Directions for this task: Look through the records below and collect all lines that hold the string "title".

──────────────────────────────

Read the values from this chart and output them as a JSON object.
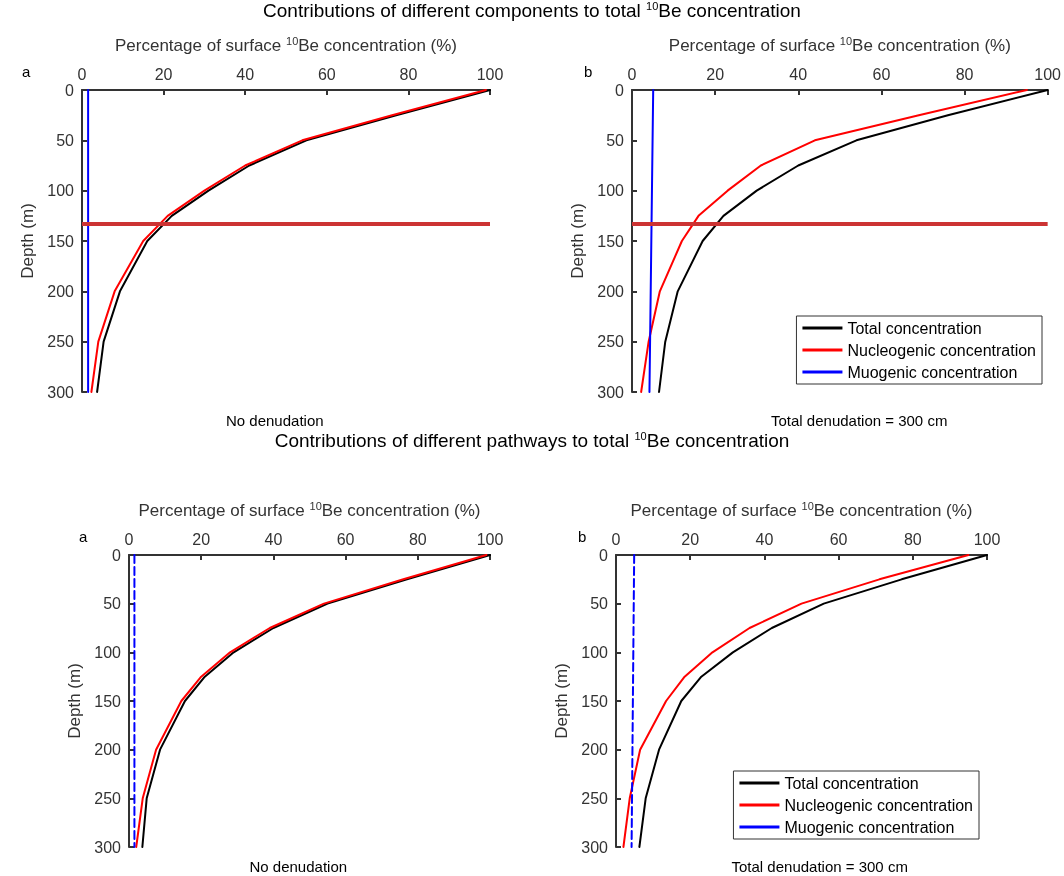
{
  "chart_data": [
    {
      "type": "line",
      "title": "Contributions of different components to total $^{10}$Be concentration",
      "xlabel": "Percentage of surface $^{10}$Be concentration (%)",
      "ylabel": "Depth (m)",
      "annotations": [
        "a",
        "No denudation"
      ],
      "xlim": [
        0,
        100
      ],
      "xticks": [
        0,
        20,
        40,
        60,
        80,
        100
      ],
      "ylim": [
        300,
        0
      ],
      "yticks": [
        0,
        50,
        100,
        150,
        200,
        250,
        300
      ],
      "grid": false,
      "legend": false,
      "series": [
        {
          "color": "#000000",
          "x": [
            100,
            77,
            55,
            41,
            31,
            22,
            16,
            9.3,
            5.3,
            3.7
          ],
          "values": [
            0,
            25,
            50,
            75,
            100,
            125,
            150,
            200,
            250,
            300
          ]
        },
        {
          "color": "#ff0000",
          "x": [
            99,
            76,
            54,
            40,
            30,
            21,
            15,
            8,
            4,
            2.3
          ],
          "values": [
            0,
            25,
            50,
            75,
            100,
            125,
            150,
            200,
            250,
            300
          ]
        },
        {
          "color": "#0000ff",
          "x": [
            1.5,
            1.5
          ],
          "values": [
            0,
            300
          ]
        }
      ],
      "ref_lines": [
        {
          "axis": "y",
          "value": 133,
          "color": "#cc3333"
        }
      ]
    },
    {
      "type": "line",
      "xlabel": "Percentage of surface $^{10}$Be concentration (%)",
      "ylabel": "Depth (m)",
      "annotations": [
        "b",
        "Total denudation = 300 cm"
      ],
      "xlim": [
        0,
        100
      ],
      "xticks": [
        0,
        20,
        40,
        60,
        80,
        100
      ],
      "ylim": [
        300,
        0
      ],
      "yticks": [
        0,
        50,
        100,
        150,
        200,
        250,
        300
      ],
      "grid": false,
      "legend": "bottom right",
      "series": [
        {
          "name": "Total concentration",
          "color": "#000000",
          "x": [
            100,
            76,
            54,
            40,
            30,
            22,
            17,
            11,
            8,
            6.5
          ],
          "values": [
            0,
            25,
            50,
            75,
            100,
            125,
            150,
            200,
            250,
            300
          ]
        },
        {
          "name": "Nucleogenic concentration",
          "color": "#ff0000",
          "x": [
            95,
            69,
            44,
            31,
            23,
            16,
            12,
            6.7,
            4,
            2.2
          ],
          "values": [
            0,
            25,
            50,
            75,
            100,
            125,
            150,
            200,
            250,
            300
          ]
        },
        {
          "name": "Muogenic concentration",
          "color": "#0000ff",
          "x": [
            5.1,
            4.2
          ],
          "values": [
            0,
            300
          ]
        }
      ],
      "ref_lines": [
        {
          "axis": "y",
          "value": 133,
          "color": "#cc3333"
        }
      ]
    },
    {
      "type": "line",
      "title": "Contributions of different pathways to total $^{10}$Be concentration",
      "xlabel": "Percentage of surface $^{10}$Be concentration (%)",
      "ylabel": "Depth (m)",
      "annotations": [
        "a",
        "No denudation"
      ],
      "xlim": [
        0,
        100
      ],
      "xticks": [
        0,
        20,
        40,
        60,
        80,
        100
      ],
      "ylim": [
        300,
        0
      ],
      "yticks": [
        0,
        50,
        100,
        150,
        200,
        250,
        300
      ],
      "grid": false,
      "legend": false,
      "series": [
        {
          "color": "#000000",
          "x": [
            100,
            77,
            55,
            40,
            29,
            21,
            15.5,
            8.6,
            4.9,
            3.7
          ],
          "values": [
            0,
            25,
            50,
            75,
            100,
            125,
            150,
            200,
            250,
            300
          ]
        },
        {
          "color": "#ff0000",
          "x": [
            99,
            76,
            54,
            39,
            28,
            20,
            14.5,
            7.5,
            3.8,
            2
          ],
          "values": [
            0,
            25,
            50,
            75,
            100,
            125,
            150,
            200,
            250,
            300
          ]
        },
        {
          "color": "#0000ff",
          "line_style": "dashed",
          "x": [
            1.5,
            1.5
          ],
          "values": [
            0,
            300
          ]
        }
      ]
    },
    {
      "type": "line",
      "xlabel": "Percentage of surface $^{10}$Be concentration (%)",
      "ylabel": "Depth (m)",
      "annotations": [
        "b",
        "Total denudation = 300 cm"
      ],
      "xlim": [
        0,
        100
      ],
      "xticks": [
        0,
        20,
        40,
        60,
        80,
        100
      ],
      "ylim": [
        300,
        0
      ],
      "yticks": [
        0,
        50,
        100,
        150,
        200,
        250,
        300
      ],
      "grid": false,
      "legend": "bottom right",
      "series": [
        {
          "name": "Total concentration",
          "color": "#000000",
          "x": [
            100,
            77,
            56,
            42,
            31.5,
            23,
            17.6,
            11.6,
            8,
            6.3
          ],
          "values": [
            0,
            25,
            50,
            75,
            100,
            125,
            150,
            200,
            250,
            300
          ]
        },
        {
          "name": "Nucleogenic concentration",
          "color": "#ff0000",
          "x": [
            95,
            71,
            50,
            36,
            26,
            18.5,
            13.5,
            6.5,
            3.7,
            2
          ],
          "values": [
            0,
            25,
            50,
            75,
            100,
            125,
            150,
            200,
            250,
            300
          ]
        },
        {
          "name": "Muogenic concentration",
          "color": "#0000ff",
          "line_style": "dashed",
          "x": [
            4.9,
            4.2
          ],
          "values": [
            0,
            300
          ]
        }
      ]
    }
  ]
}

──────────────────────────────

Solution below:
      "title": "Contributions of different components to total $^{10}$Be concentration",
      "title": "Contributions of different pathways to total $^{10}$Be concentration",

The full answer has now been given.